PROBLEM STATEMENT —
Skip the images and return the records below exactly.

• • • • • • •

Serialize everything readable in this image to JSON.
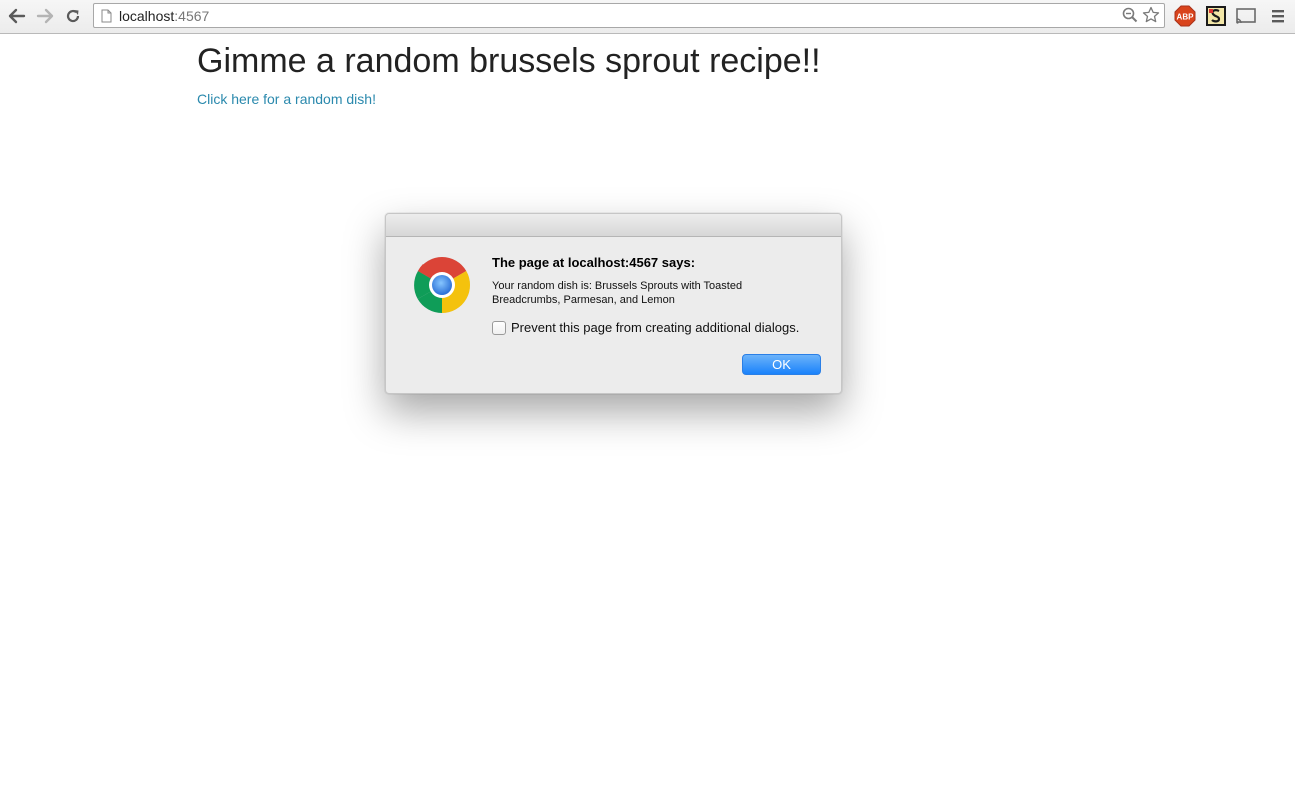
{
  "browser": {
    "url_host": "localhost",
    "url_port": ":4567",
    "icons": [
      "back-arrow-icon",
      "forward-arrow-icon",
      "reload-icon",
      "page-icon",
      "zoom-icon",
      "bookmark-star-icon",
      "adblock-icon",
      "extension-icon",
      "cast-icon",
      "menu-icon"
    ],
    "adblock_label": "ABP"
  },
  "page": {
    "title": "Gimme a random brussels sprout recipe!!",
    "link_text": "Click here for a random dish!",
    "link_color": "#2a89ad"
  },
  "dialog": {
    "heading": "The page at localhost:4567 says:",
    "message": "Your random dish is: Brussels Sprouts with Toasted Breadcrumbs, Parmesan, and Lemon",
    "checkbox_label": "Prevent this page from creating additional dialogs.",
    "checkbox_checked": false,
    "ok_label": "OK",
    "accent_color": "#1a82fb"
  }
}
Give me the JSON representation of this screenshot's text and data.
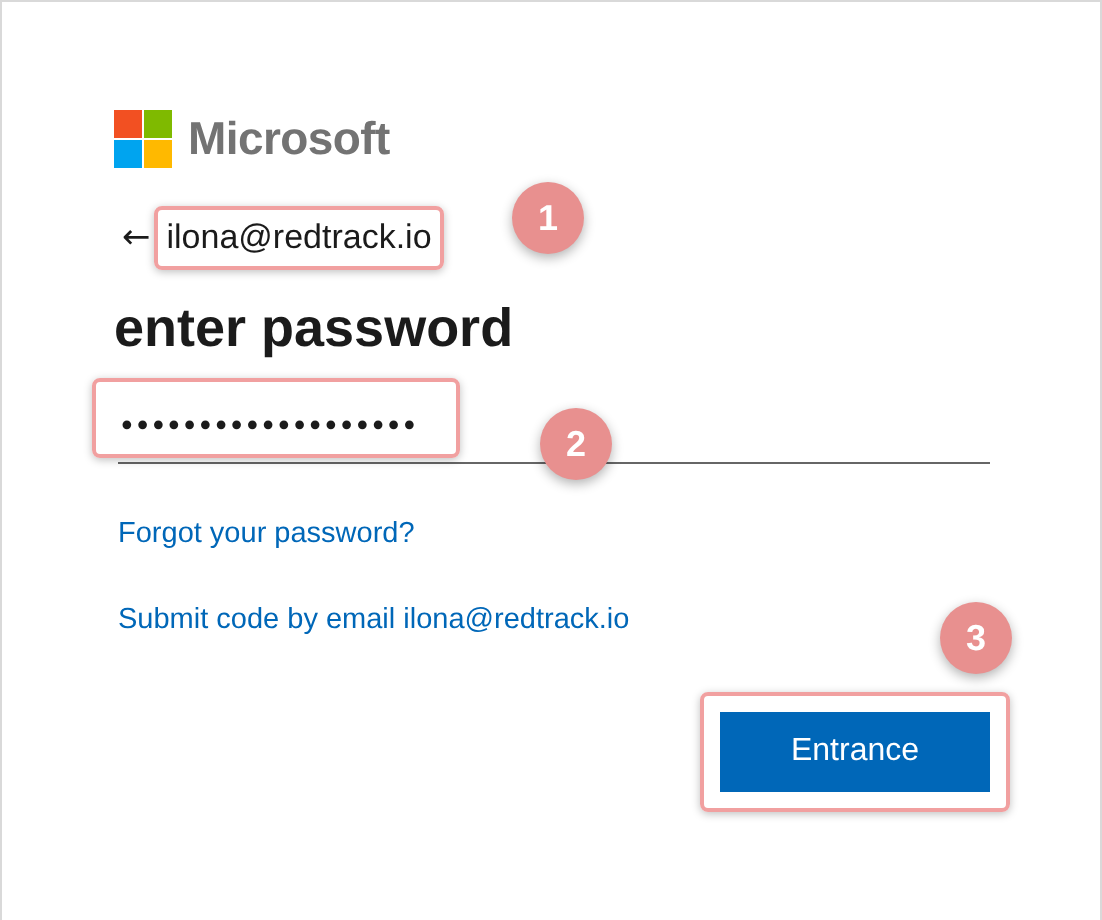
{
  "brand": {
    "name": "Microsoft"
  },
  "account": {
    "back_arrow": "←",
    "email": "ilona@redtrack.io"
  },
  "title": "enter password",
  "password": {
    "value": "•••••••••••••••••••"
  },
  "links": [
    "Forgot your password?",
    "Submit code by email ilona@redtrack.io"
  ],
  "primary_button": "Entrance",
  "markers": [
    "1",
    "2",
    "3"
  ]
}
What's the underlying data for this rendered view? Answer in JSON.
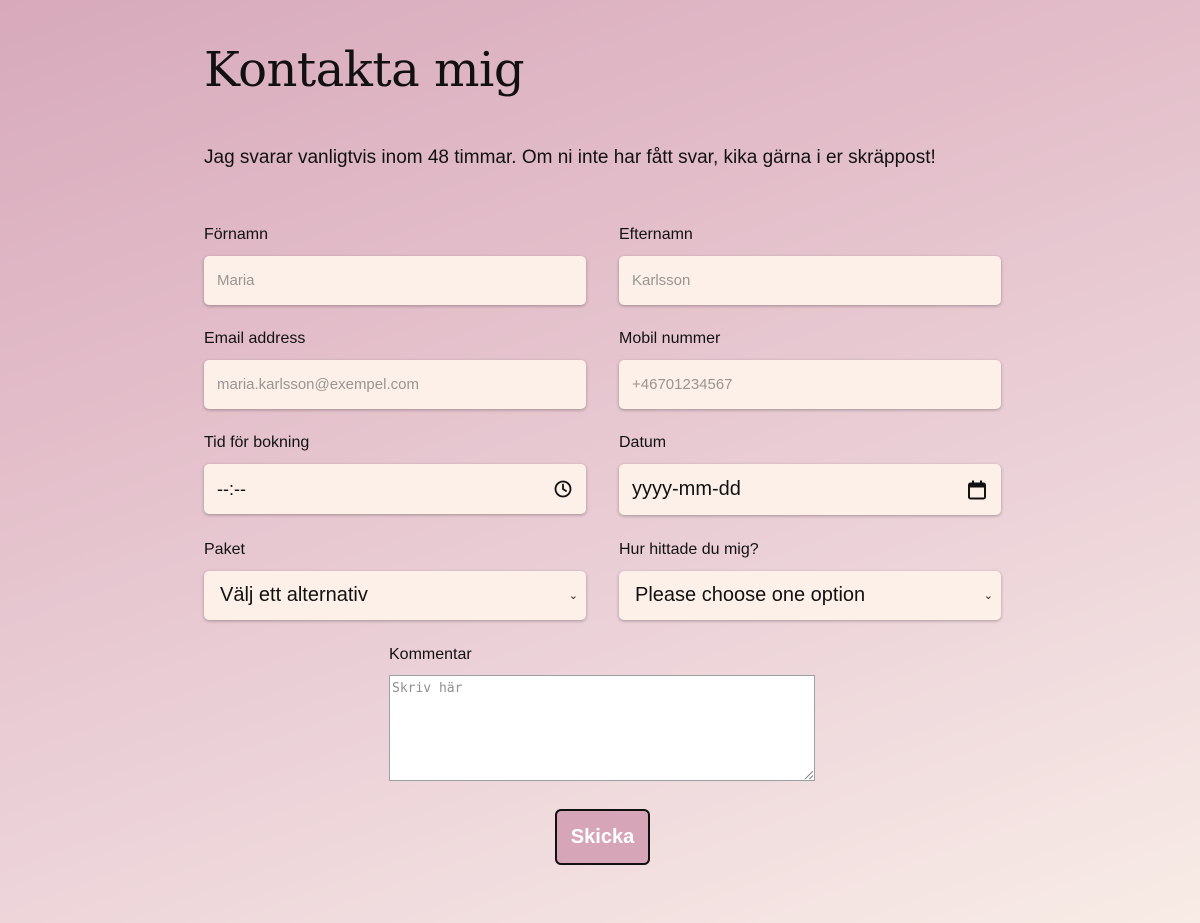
{
  "page": {
    "title": "Kontakta mig",
    "intro": "Jag svarar vanligtvis inom 48 timmar. Om ni inte har fått svar, kika gärna i er skräppost!"
  },
  "form": {
    "first_name": {
      "label": "Förnamn",
      "placeholder": "Maria"
    },
    "last_name": {
      "label": "Efternamn",
      "placeholder": "Karlsson"
    },
    "email": {
      "label": "Email address",
      "placeholder": "maria.karlsson@exempel.com"
    },
    "phone": {
      "label": "Mobil nummer",
      "placeholder": "+46701234567"
    },
    "time": {
      "label": "Tid för bokning",
      "value": "--:--",
      "icon": "clock-icon"
    },
    "date": {
      "label": "Datum",
      "value": "yyyy-mm-dd",
      "icon": "calendar-icon"
    },
    "package": {
      "label": "Paket",
      "selected": "Välj ett alternativ"
    },
    "source": {
      "label": "Hur hittade du mig?",
      "selected": "Please choose one option"
    },
    "comment": {
      "label": "Kommentar",
      "placeholder": "Skriv här"
    },
    "submit_label": "Skicka"
  },
  "colors": {
    "field_bg": "#fdf0e8",
    "button_bg": "#d6a5b8",
    "gradient_start": "#d7a9bb",
    "gradient_end": "#f8ece6"
  }
}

• • • • • • •

EXPECTED ANSWER —
Serialize everything readable in this image to JSON.
{
  "browser": {
    "url_host": "localhost",
    "url_port": ":4567",
    "icons": [
      "back-arrow-icon",
      "forward-arrow-icon",
      "reload-icon",
      "page-icon",
      "zoom-icon",
      "bookmark-star-icon",
      "adblock-icon",
      "extension-icon",
      "cast-icon",
      "menu-icon"
    ],
    "adblock_label": "ABP"
  },
  "page": {
    "title": "Gimme a random brussels sprout recipe!!",
    "link_text": "Click here for a random dish!",
    "link_color": "#2a89ad"
  },
  "dialog": {
    "heading": "The page at localhost:4567 says:",
    "message": "Your random dish is: Brussels Sprouts with Toasted Breadcrumbs, Parmesan, and Lemon",
    "checkbox_label": "Prevent this page from creating additional dialogs.",
    "checkbox_checked": false,
    "ok_label": "OK",
    "accent_color": "#1a82fb"
  }
}
Give me the JSON representation of this screenshot's text and data.
{
  "brand": {
    "name": "Microsoft"
  },
  "account": {
    "back_arrow": "←",
    "email": "ilona@redtrack.io"
  },
  "title": "enter password",
  "password": {
    "value": "•••••••••••••••••••"
  },
  "links": [
    "Forgot your password?",
    "Submit code by email ilona@redtrack.io"
  ],
  "primary_button": "Entrance",
  "markers": [
    "1",
    "2",
    "3"
  ]
}
What's the underlying data for this rendered view? Answer in JSON.
{
  "page": {
    "title": "Kontakta mig",
    "intro": "Jag svarar vanligtvis inom 48 timmar. Om ni inte har fått svar, kika gärna i er skräppost!"
  },
  "form": {
    "first_name": {
      "label": "Förnamn",
      "placeholder": "Maria"
    },
    "last_name": {
      "label": "Efternamn",
      "placeholder": "Karlsson"
    },
    "email": {
      "label": "Email address",
      "placeholder": "maria.karlsson@exempel.com"
    },
    "phone": {
      "label": "Mobil nummer",
      "placeholder": "+46701234567"
    },
    "time": {
      "label": "Tid för bokning",
      "value": "--:--",
      "icon": "clock-icon"
    },
    "date": {
      "label": "Datum",
      "value": "yyyy-mm-dd",
      "icon": "calendar-icon"
    },
    "package": {
      "label": "Paket",
      "selected": "Välj ett alternativ"
    },
    "source": {
      "label": "Hur hittade du mig?",
      "selected": "Please choose one option"
    },
    "comment": {
      "label": "Kommentar",
      "placeholder": "Skriv här"
    },
    "submit_label": "Skicka"
  },
  "colors": {
    "field_bg": "#fdf0e8",
    "button_bg": "#d6a5b8",
    "gradient_start": "#d7a9bb",
    "gradient_end": "#f8ece6"
  }
}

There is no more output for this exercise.